• TASK BRIEF: Write the records out again exactly, leaving no images in.

** BEGIN **

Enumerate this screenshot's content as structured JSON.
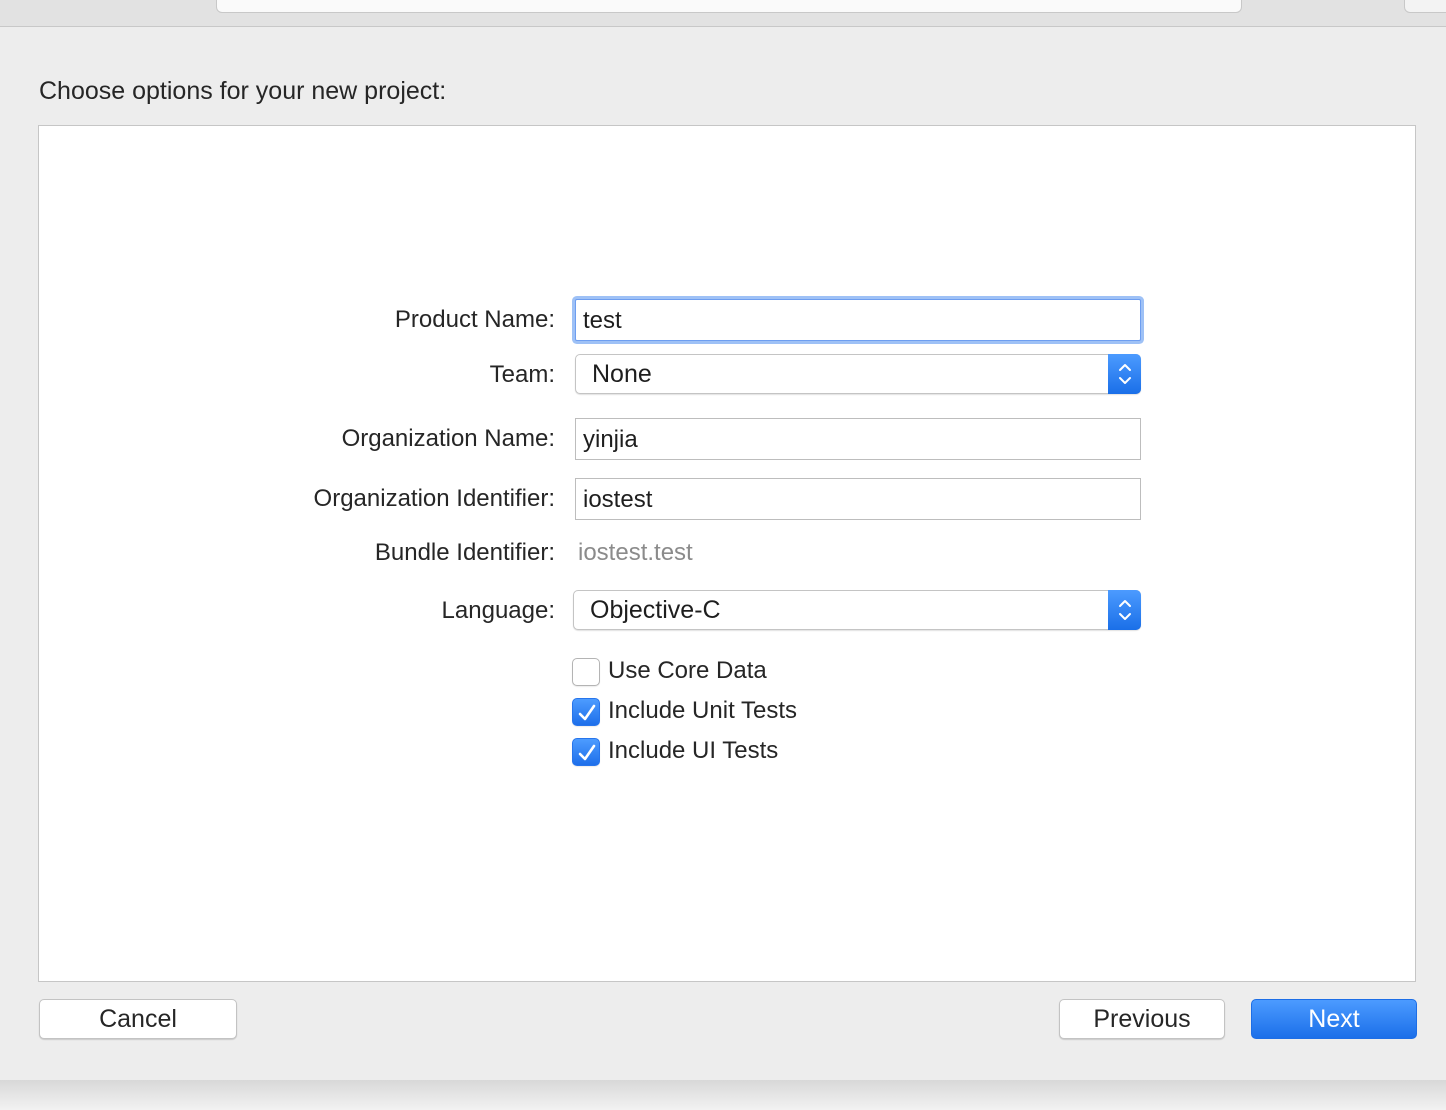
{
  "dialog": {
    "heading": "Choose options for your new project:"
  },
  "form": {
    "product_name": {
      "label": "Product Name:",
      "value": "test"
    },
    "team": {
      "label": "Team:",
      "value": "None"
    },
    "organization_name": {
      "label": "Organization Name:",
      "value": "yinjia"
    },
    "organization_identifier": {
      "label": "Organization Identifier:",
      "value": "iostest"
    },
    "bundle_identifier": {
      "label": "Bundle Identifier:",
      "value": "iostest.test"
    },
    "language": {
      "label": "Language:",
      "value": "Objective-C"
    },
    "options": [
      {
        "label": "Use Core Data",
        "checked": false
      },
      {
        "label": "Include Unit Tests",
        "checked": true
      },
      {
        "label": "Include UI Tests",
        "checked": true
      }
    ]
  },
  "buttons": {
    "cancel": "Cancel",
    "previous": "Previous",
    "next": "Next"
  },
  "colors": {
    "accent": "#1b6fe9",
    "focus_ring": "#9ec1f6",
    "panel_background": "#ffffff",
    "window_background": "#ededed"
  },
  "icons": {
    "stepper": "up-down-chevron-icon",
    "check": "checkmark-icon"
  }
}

** END **

• SOLUTION TO THIS PROBLEM:
Enumerate this screenshot's content as structured JSON.
{
  "dialog": {
    "heading": "Choose options for your new project:"
  },
  "form": {
    "product_name": {
      "label": "Product Name:",
      "value": "test"
    },
    "team": {
      "label": "Team:",
      "value": "None"
    },
    "organization_name": {
      "label": "Organization Name:",
      "value": "yinjia"
    },
    "organization_identifier": {
      "label": "Organization Identifier:",
      "value": "iostest"
    },
    "bundle_identifier": {
      "label": "Bundle Identifier:",
      "value": "iostest.test"
    },
    "language": {
      "label": "Language:",
      "value": "Objective-C"
    },
    "options": [
      {
        "label": "Use Core Data",
        "checked": false
      },
      {
        "label": "Include Unit Tests",
        "checked": true
      },
      {
        "label": "Include UI Tests",
        "checked": true
      }
    ]
  },
  "buttons": {
    "cancel": "Cancel",
    "previous": "Previous",
    "next": "Next"
  },
  "colors": {
    "accent": "#1b6fe9",
    "focus_ring": "#9ec1f6",
    "panel_background": "#ffffff",
    "window_background": "#ededed"
  },
  "icons": {
    "stepper": "up-down-chevron-icon",
    "check": "checkmark-icon"
  }
}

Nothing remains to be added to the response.